* EXERCISE DATA:
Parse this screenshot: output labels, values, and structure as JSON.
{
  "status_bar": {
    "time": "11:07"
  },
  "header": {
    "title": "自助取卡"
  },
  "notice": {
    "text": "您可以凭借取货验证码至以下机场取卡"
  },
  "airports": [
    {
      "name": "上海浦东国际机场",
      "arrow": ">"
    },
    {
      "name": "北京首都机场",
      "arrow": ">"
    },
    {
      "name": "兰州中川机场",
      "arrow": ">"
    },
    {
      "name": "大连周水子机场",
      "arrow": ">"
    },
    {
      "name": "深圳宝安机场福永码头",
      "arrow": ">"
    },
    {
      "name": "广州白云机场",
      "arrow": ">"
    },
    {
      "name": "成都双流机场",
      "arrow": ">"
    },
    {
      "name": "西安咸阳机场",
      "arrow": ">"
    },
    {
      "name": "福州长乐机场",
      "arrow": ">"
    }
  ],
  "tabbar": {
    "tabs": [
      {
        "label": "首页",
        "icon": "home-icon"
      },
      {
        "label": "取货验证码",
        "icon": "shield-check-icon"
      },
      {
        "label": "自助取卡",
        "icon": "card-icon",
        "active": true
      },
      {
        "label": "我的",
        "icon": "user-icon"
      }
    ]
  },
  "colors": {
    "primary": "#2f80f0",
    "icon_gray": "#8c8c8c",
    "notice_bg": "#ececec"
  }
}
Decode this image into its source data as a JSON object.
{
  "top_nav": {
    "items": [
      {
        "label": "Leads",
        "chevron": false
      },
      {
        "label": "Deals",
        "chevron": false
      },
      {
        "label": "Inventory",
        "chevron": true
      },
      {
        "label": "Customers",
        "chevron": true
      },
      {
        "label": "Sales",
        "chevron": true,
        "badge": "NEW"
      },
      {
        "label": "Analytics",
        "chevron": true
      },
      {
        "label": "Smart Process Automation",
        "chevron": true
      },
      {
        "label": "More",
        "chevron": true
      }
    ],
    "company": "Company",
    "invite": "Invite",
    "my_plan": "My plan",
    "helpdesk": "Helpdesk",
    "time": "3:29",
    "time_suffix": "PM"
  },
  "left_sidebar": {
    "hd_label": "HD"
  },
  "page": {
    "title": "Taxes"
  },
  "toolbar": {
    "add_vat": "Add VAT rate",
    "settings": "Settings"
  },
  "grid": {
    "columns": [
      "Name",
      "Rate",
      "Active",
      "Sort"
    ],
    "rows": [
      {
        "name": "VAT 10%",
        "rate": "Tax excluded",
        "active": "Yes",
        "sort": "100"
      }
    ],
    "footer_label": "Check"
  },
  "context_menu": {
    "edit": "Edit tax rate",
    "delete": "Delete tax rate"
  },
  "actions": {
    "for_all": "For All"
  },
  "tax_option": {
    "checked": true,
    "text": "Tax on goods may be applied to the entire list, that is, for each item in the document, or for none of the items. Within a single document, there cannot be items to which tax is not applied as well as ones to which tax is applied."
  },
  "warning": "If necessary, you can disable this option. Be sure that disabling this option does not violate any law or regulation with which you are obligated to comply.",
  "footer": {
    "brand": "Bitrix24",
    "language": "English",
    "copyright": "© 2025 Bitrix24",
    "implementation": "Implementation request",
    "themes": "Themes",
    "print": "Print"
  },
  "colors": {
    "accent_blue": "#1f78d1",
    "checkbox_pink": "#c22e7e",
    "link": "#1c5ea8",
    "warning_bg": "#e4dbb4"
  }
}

* WHAT TO DO: Exact output of every entry is required.

* TASK RESPONSE:
Parse this screenshot: output labels, values, and structure as JSON.
{
  "status_bar": {
    "time": "11:07"
  },
  "header": {
    "title": "自助取卡"
  },
  "notice": {
    "text": "您可以凭借取货验证码至以下机场取卡"
  },
  "airports": [
    {
      "name": "上海浦东国际机场",
      "arrow": ">"
    },
    {
      "name": "北京首都机场",
      "arrow": ">"
    },
    {
      "name": "兰州中川机场",
      "arrow": ">"
    },
    {
      "name": "大连周水子机场",
      "arrow": ">"
    },
    {
      "name": "深圳宝安机场福永码头",
      "arrow": ">"
    },
    {
      "name": "广州白云机场",
      "arrow": ">"
    },
    {
      "name": "成都双流机场",
      "arrow": ">"
    },
    {
      "name": "西安咸阳机场",
      "arrow": ">"
    },
    {
      "name": "福州长乐机场",
      "arrow": ">"
    }
  ],
  "tabbar": {
    "tabs": [
      {
        "label": "首页",
        "icon": "home-icon"
      },
      {
        "label": "取货验证码",
        "icon": "shield-check-icon"
      },
      {
        "label": "自助取卡",
        "icon": "card-icon",
        "active": true
      },
      {
        "label": "我的",
        "icon": "user-icon"
      }
    ]
  },
  "colors": {
    "primary": "#2f80f0",
    "icon_gray": "#8c8c8c",
    "notice_bg": "#ececec"
  }
}
Decode this image into its source data as a JSON object.
{
  "top_nav": {
    "items": [
      {
        "label": "Leads",
        "chevron": false
      },
      {
        "label": "Deals",
        "chevron": false
      },
      {
        "label": "Inventory",
        "chevron": true
      },
      {
        "label": "Customers",
        "chevron": true
      },
      {
        "label": "Sales",
        "chevron": true,
        "badge": "NEW"
      },
      {
        "label": "Analytics",
        "chevron": true
      },
      {
        "label": "Smart Process Automation",
        "chevron": true
      },
      {
        "label": "More",
        "chevron": true
      }
    ],
    "company": "Company",
    "invite": "Invite",
    "my_plan": "My plan",
    "helpdesk": "Helpdesk",
    "time": "3:29",
    "time_suffix": "PM"
  },
  "left_sidebar": {
    "hd_label": "HD"
  },
  "page": {
    "title": "Taxes"
  },
  "toolbar": {
    "add_vat": "Add VAT rate",
    "settings": "Settings"
  },
  "grid": {
    "columns": [
      "Name",
      "Rate",
      "Active",
      "Sort"
    ],
    "rows": [
      {
        "name": "VAT 10%",
        "rate": "Tax excluded",
        "active": "Yes",
        "sort": "100"
      }
    ],
    "footer_label": "Check"
  },
  "context_menu": {
    "edit": "Edit tax rate",
    "delete": "Delete tax rate"
  },
  "actions": {
    "for_all": "For All"
  },
  "tax_option": {
    "checked": true,
    "text": "Tax on goods may be applied to the entire list, that is, for each item in the document, or for none of the items. Within a single document, there cannot be items to which tax is not applied as well as ones to which tax is applied."
  },
  "warning": "If necessary, you can disable this option. Be sure that disabling this option does not violate any law or regulation with which you are obligated to comply.",
  "footer": {
    "brand": "Bitrix24",
    "language": "English",
    "copyright": "© 2025 Bitrix24",
    "implementation": "Implementation request",
    "themes": "Themes",
    "print": "Print"
  },
  "colors": {
    "accent_blue": "#1f78d1",
    "checkbox_pink": "#c22e7e",
    "link": "#1c5ea8",
    "warning_bg": "#e4dbb4"
  }
}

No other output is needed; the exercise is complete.